Exercise directions: Reproduce the listing exactly, with no pictures in your copy.
--- BEGIN Dataset ---
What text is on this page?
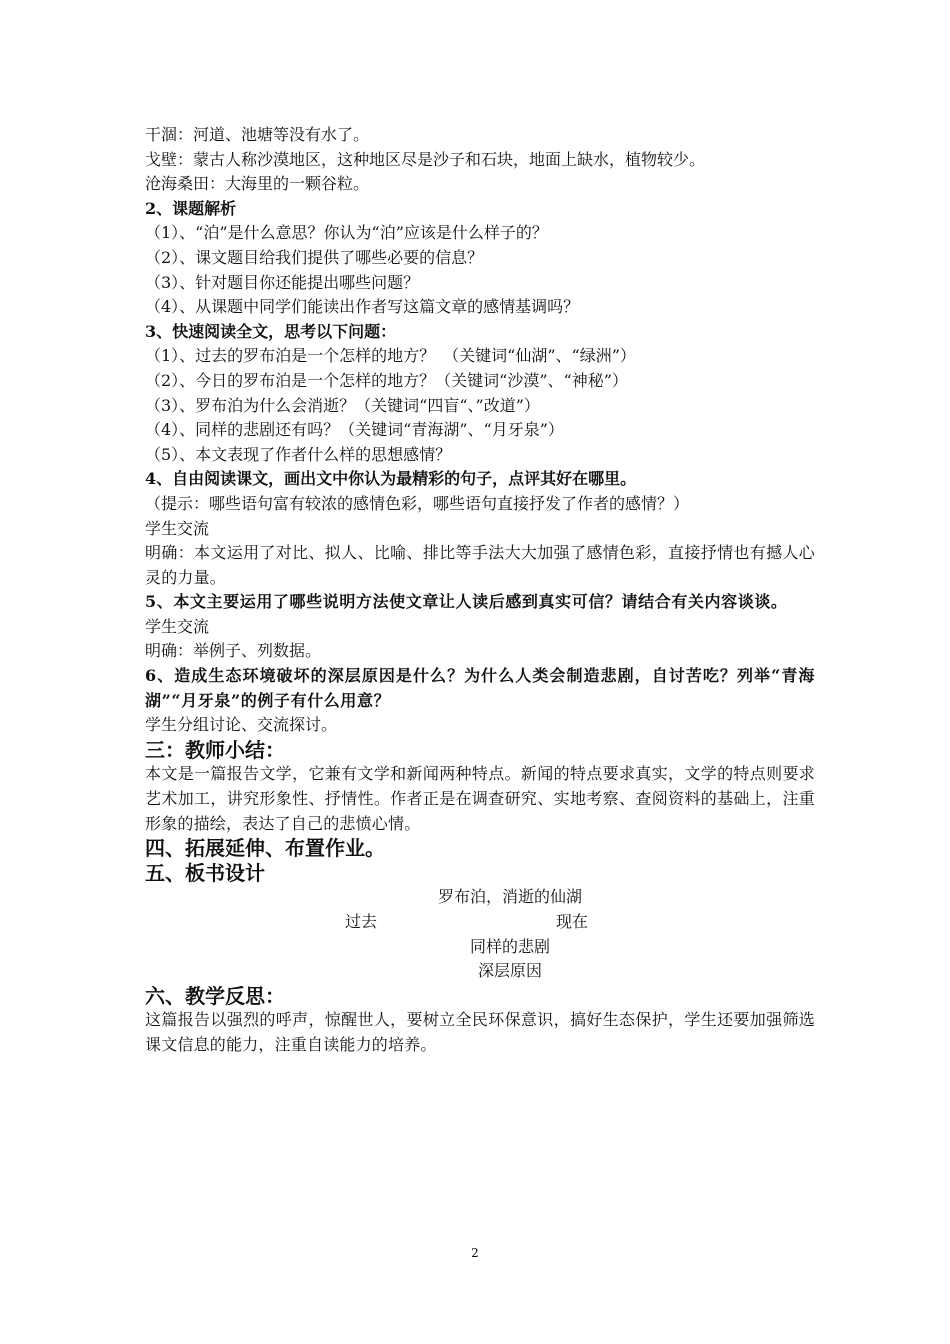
干涸：河道、池塘等没有水了。

戈壁：蒙古人称沙漠地区，这种地区尽是沙子和石块，地面上缺水，植物较少。

沧海桑田：大海里的一颗谷粒。

2、课题解析

（1）、“泊”是什么意思？你认为“泊”应该是什么样子的？

（2）、课文题目给我们提供了哪些必要的信息？

（3）、针对题目你还能提出哪些问题？

（4）、从课题中同学们能读出作者写这篇文章的感情基调吗？

3、快速阅读全文，思考以下问题：

（1）、过去的罗布泊是一个怎样的地方？　（关键词“仙湖”、“绿洲”）

（2）、今日的罗布泊是一个怎样的地方？（关键词“沙漠”、“神秘”）

（3）、罗布泊为什么会消逝？（关键词“四盲“、”改道”）

（4）、同样的悲剧还有吗？（关键词“青海湖”、“月牙泉”）

（5）、本文表现了作者什么样的思想感情？

4、自由阅读课文，画出文中你认为最精彩的句子，点评其好在哪里。

（提示：哪些语句富有较浓的感情色彩，哪些语句直接抒发了作者的感情？）

学生交流

明确：本文运用了对比、拟人、比喻、排比等手法大大加强了感情色彩，直接抒情也有撼人心灵的力量。

5、本文主要运用了哪些说明方法使文章让人读后感到真实可信？请结合有关内容谈谈。

学生交流

明确：举例子、列数据。

6、造成生态环境破坏的深层原因是什么？为什么人类会制造悲剧，自讨苦吃？列举“青海湖”“月牙泉”的例子有什么用意？

学生分组讨论、交流探讨。

三：教师小结：

本文是一篇报告文学，它兼有文学和新闻两种特点。新闻的特点要求真实，文学的特点则要求艺术加工，讲究形象性、抒情性。作者正是在调查研究、实地考察、查阅资料的基础上，注重形象的描绘，表达了自己的悲愤心情。

四、拓展延伸、布置作业。

五、板书设计

罗布泊，消逝的仙湖

过去	现在

同样的悲剧

深层原因

六、教学反思：

这篇报告以强烈的呼声，惊醒世人，要树立全民环保意识，搞好生态保护，学生还要加强筛选课文信息的能力，注重自读能力的培养。

2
--- END Dataset ---
Correct result:
What text is on this page?
干涸：河道、池塘等没有水了。

戈壁：蒙古人称沙漠地区，这种地区尽是沙子和石块，地面上缺水，植物较少。

沧海桑田：大海里的一颗谷粒。

2、课题解析

（1）、“泊”是什么意思？你认为“泊”应该是什么样子的？

（2）、课文题目给我们提供了哪些必要的信息？

（3）、针对题目你还能提出哪些问题？

（4）、从课题中同学们能读出作者写这篇文章的感情基调吗？

3、快速阅读全文，思考以下问题：

（1）、过去的罗布泊是一个怎样的地方？　（关键词“仙湖”、“绿洲”）

（2）、今日的罗布泊是一个怎样的地方？（关键词“沙漠”、“神秘”）

（3）、罗布泊为什么会消逝？（关键词“四盲“、”改道”）

（4）、同样的悲剧还有吗？（关键词“青海湖”、“月牙泉”）

（5）、本文表现了作者什么样的思想感情？

4、自由阅读课文，画出文中你认为最精彩的句子，点评其好在哪里。

（提示：哪些语句富有较浓的感情色彩，哪些语句直接抒发了作者的感情？）

学生交流

明确：本文运用了对比、拟人、比喻、排比等手法大大加强了感情色彩，直接抒情也有撼人心灵的力量。

5、本文主要运用了哪些说明方法使文章让人读后感到真实可信？请结合有关内容谈谈。

学生交流

明确：举例子、列数据。

6、造成生态环境破坏的深层原因是什么？为什么人类会制造悲剧，自讨苦吃？列举“青海湖”“月牙泉”的例子有什么用意？

学生分组讨论、交流探讨。

三：教师小结：

本文是一篇报告文学，它兼有文学和新闻两种特点。新闻的特点要求真实，文学的特点则要求艺术加工，讲究形象性、抒情性。作者正是在调查研究、实地考察、查阅资料的基础上，注重形象的描绘，表达了自己的悲愤心情。

四、拓展延伸、布置作业。

五、板书设计

罗布泊，消逝的仙湖

过去	现在

同样的悲剧

深层原因

六、教学反思：

这篇报告以强烈的呼声，惊醒世人，要树立全民环保意识，搞好生态保护，学生还要加强筛选课文信息的能力，注重自读能力的培养。

2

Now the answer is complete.